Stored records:
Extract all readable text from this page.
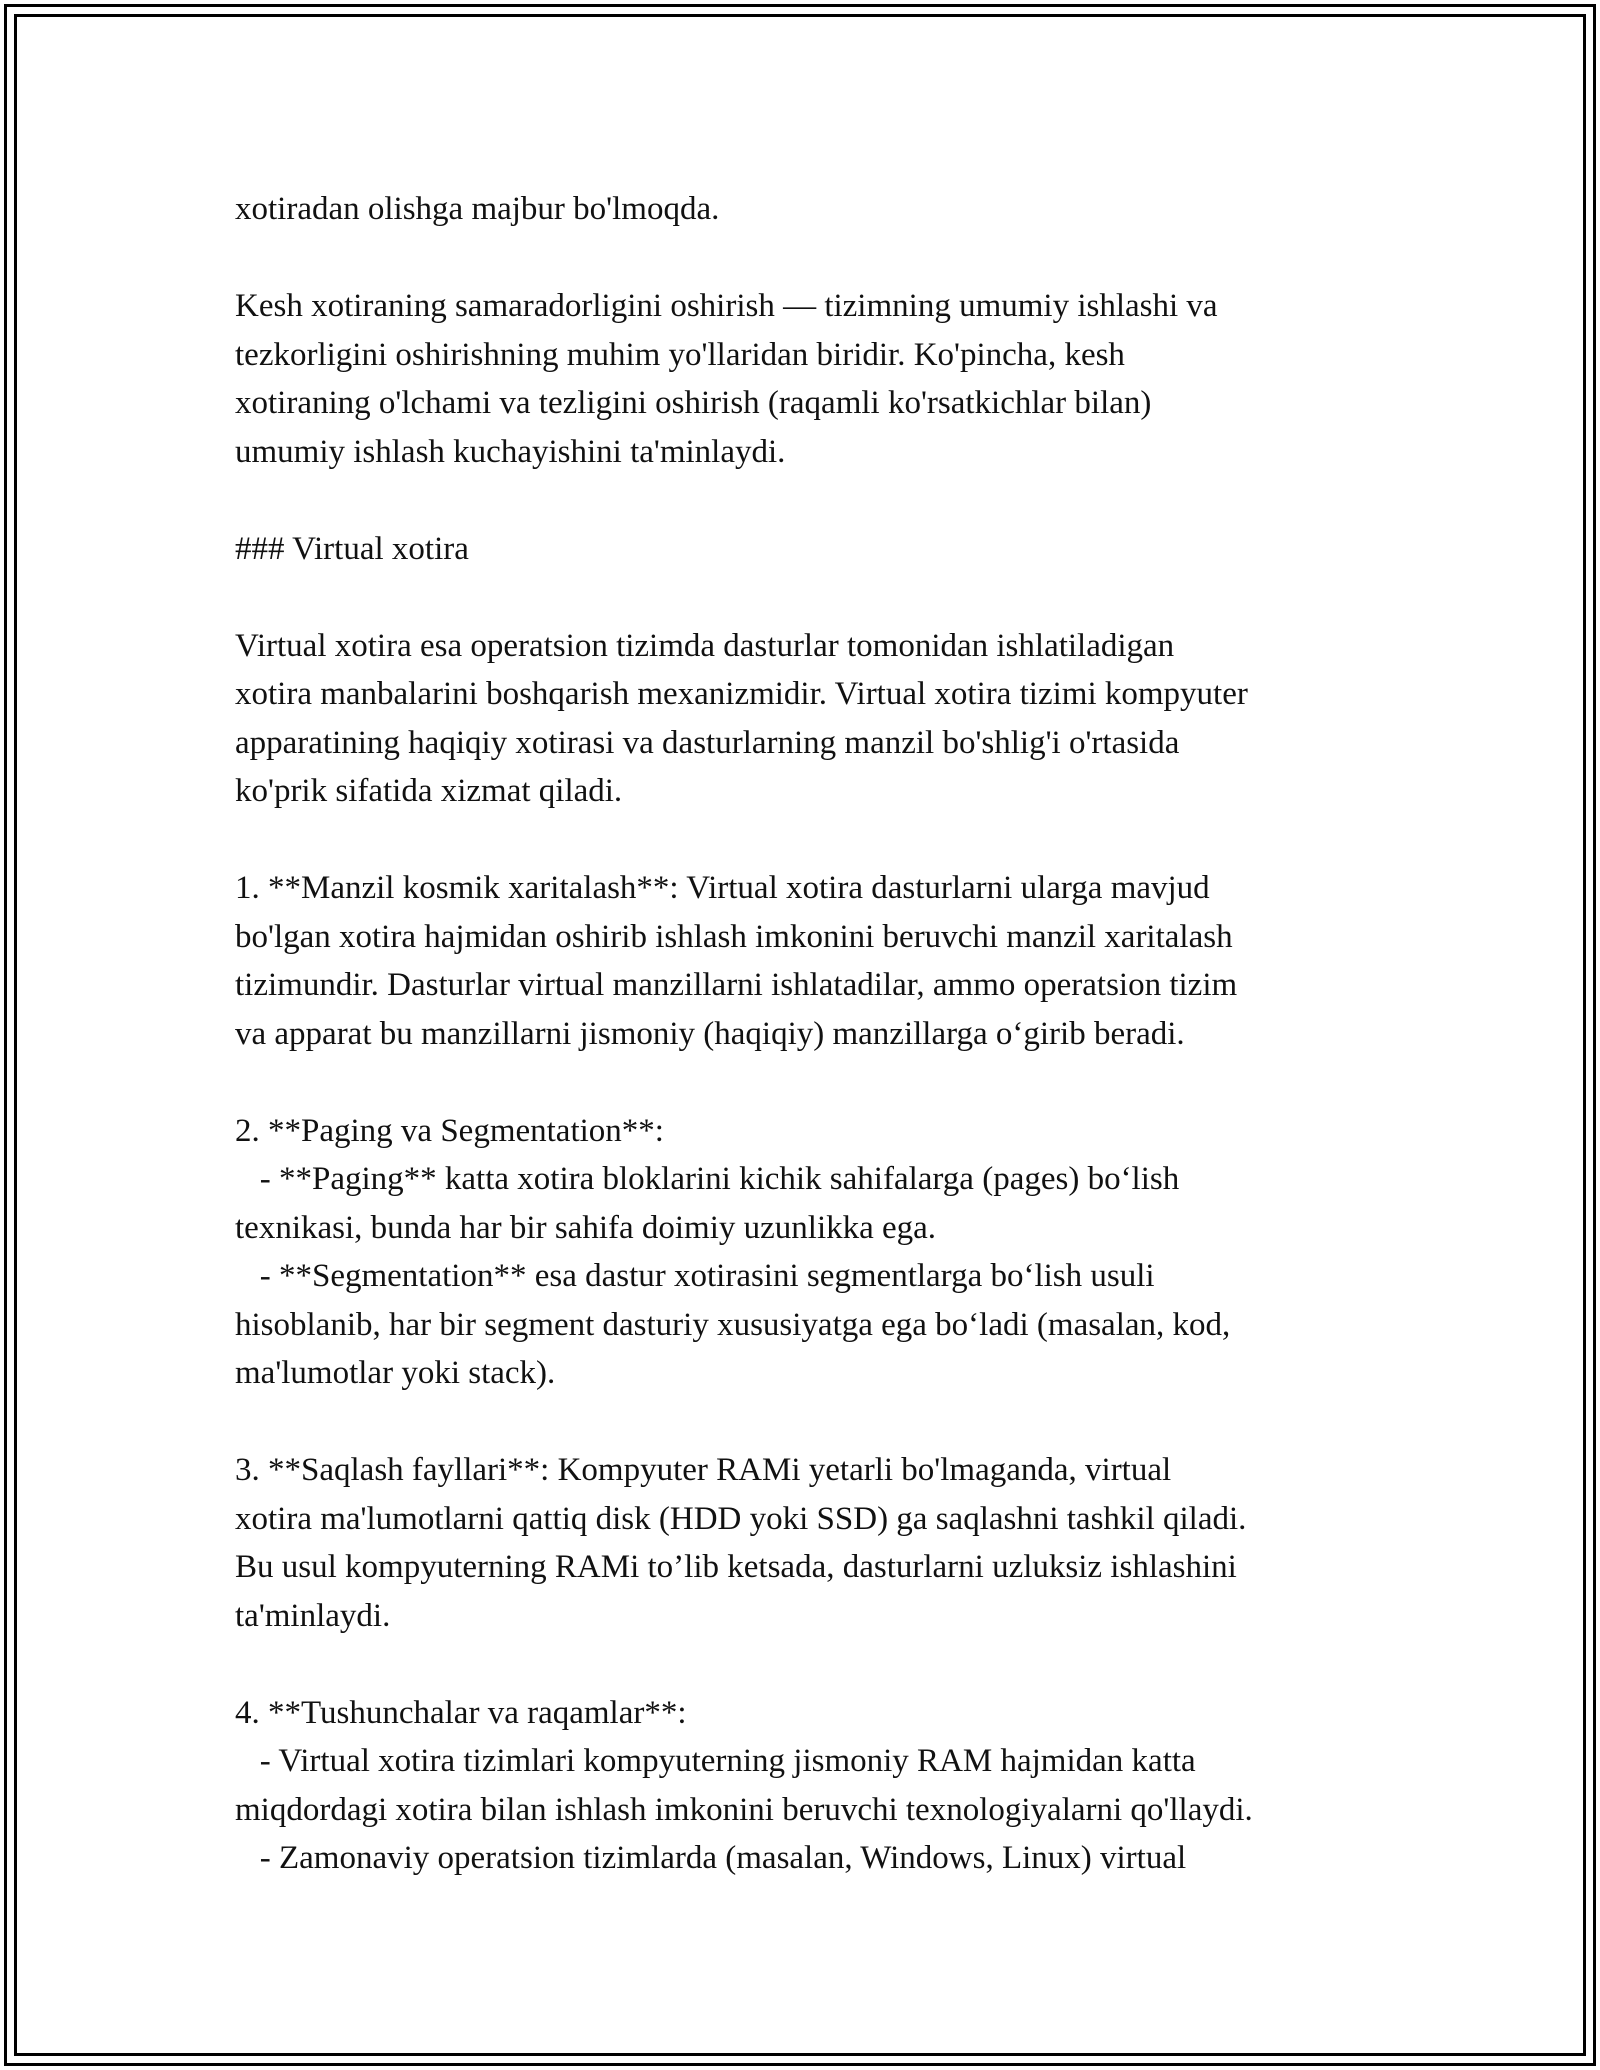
xotiradan olishga majbur bo'lmoqda.
Kesh xotiraning samaradorligini oshirish — tizimning umumiy ishlashi va
tezkorligini oshirishning muhim yo'llaridan biridir. Ko'pincha, kesh
xotiraning o'lchami va tezligini oshirish (raqamli ko'rsatkichlar bilan)
umumiy ishlash kuchayishini ta'minlaydi.
### Virtual xotira
Virtual xotira esa operatsion tizimda dasturlar tomonidan ishlatiladigan
xotira manbalarini boshqarish mexanizmidir. Virtual xotira tizimi kompyuter
apparatining haqiqiy xotirasi va dasturlarning manzil bo'shlig'i o'rtasida
ko'prik sifatida xizmat qiladi.
1. **Manzil kosmik xaritalash**: Virtual xotira dasturlarni ularga mavjud
bo'lgan xotira hajmidan oshirib ishlash imkonini beruvchi manzil xaritalash
tizimundir. Dasturlar virtual manzillarni ishlatadilar, ammo operatsion tizim
va apparat bu manzillarni jismoniy (haqiqiy) manzillarga o‘girib beradi.
2. **Paging va Segmentation**:
- **Paging** katta xotira bloklarini kichik sahifalarga (pages) bo‘lish
texnikasi, bunda har bir sahifa doimiy uzunlikka ega.
- **Segmentation** esa dastur xotirasini segmentlarga bo‘lish usuli
hisoblanib, har bir segment dasturiy xususiyatga ega bo‘ladi (masalan, kod,
ma'lumotlar yoki stack).
3. **Saqlash fayllari**: Kompyuter RAMi yetarli bo'lmaganda, virtual
xotira ma'lumotlarni qattiq disk (HDD yoki SSD) ga saqlashni tashkil qiladi.
Bu usul kompyuterning RAMi to’lib ketsada, dasturlarni uzluksiz ishlashini
ta'minlaydi.
4. **Tushunchalar va raqamlar**:
- Virtual xotira tizimlari kompyuterning jismoniy RAM hajmidan katta
miqdordagi xotira bilan ishlash imkonini beruvchi texnologiyalarni qo'llaydi.
- Zamonaviy operatsion tizimlarda (masalan, Windows, Linux) virtual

### TASK TO CARRY OUT
Every entry must be reproduced exactly, with the images left out.

### CORRECT RESULT
Extract all readable text from this page.
xotiradan olishga majbur bo'lmoqda.
Kesh xotiraning samaradorligini oshirish — tizimning umumiy ishlashi va
tezkorligini oshirishning muhim yo'llaridan biridir. Ko'pincha, kesh
xotiraning o'lchami va tezligini oshirish (raqamli ko'rsatkichlar bilan)
umumiy ishlash kuchayishini ta'minlaydi.
### Virtual xotira
Virtual xotira esa operatsion tizimda dasturlar tomonidan ishlatiladigan
xotira manbalarini boshqarish mexanizmidir. Virtual xotira tizimi kompyuter
apparatining haqiqiy xotirasi va dasturlarning manzil bo'shlig'i o'rtasida
ko'prik sifatida xizmat qiladi.
1. **Manzil kosmik xaritalash**: Virtual xotira dasturlarni ularga mavjud
bo'lgan xotira hajmidan oshirib ishlash imkonini beruvchi manzil xaritalash
tizimundir. Dasturlar virtual manzillarni ishlatadilar, ammo operatsion tizim
va apparat bu manzillarni jismoniy (haqiqiy) manzillarga o‘girib beradi.
2. **Paging va Segmentation**:
- **Paging** katta xotira bloklarini kichik sahifalarga (pages) bo‘lish
texnikasi, bunda har bir sahifa doimiy uzunlikka ega.
- **Segmentation** esa dastur xotirasini segmentlarga bo‘lish usuli
hisoblanib, har bir segment dasturiy xususiyatga ega bo‘ladi (masalan, kod,
ma'lumotlar yoki stack).
3. **Saqlash fayllari**: Kompyuter RAMi yetarli bo'lmaganda, virtual
xotira ma'lumotlarni qattiq disk (HDD yoki SSD) ga saqlashni tashkil qiladi.
Bu usul kompyuterning RAMi to’lib ketsada, dasturlarni uzluksiz ishlashini
ta'minlaydi.
4. **Tushunchalar va raqamlar**:
- Virtual xotira tizimlari kompyuterning jismoniy RAM hajmidan katta
miqdordagi xotira bilan ishlash imkonini beruvchi texnologiyalarni qo'llaydi.
- Zamonaviy operatsion tizimlarda (masalan, Windows, Linux) virtual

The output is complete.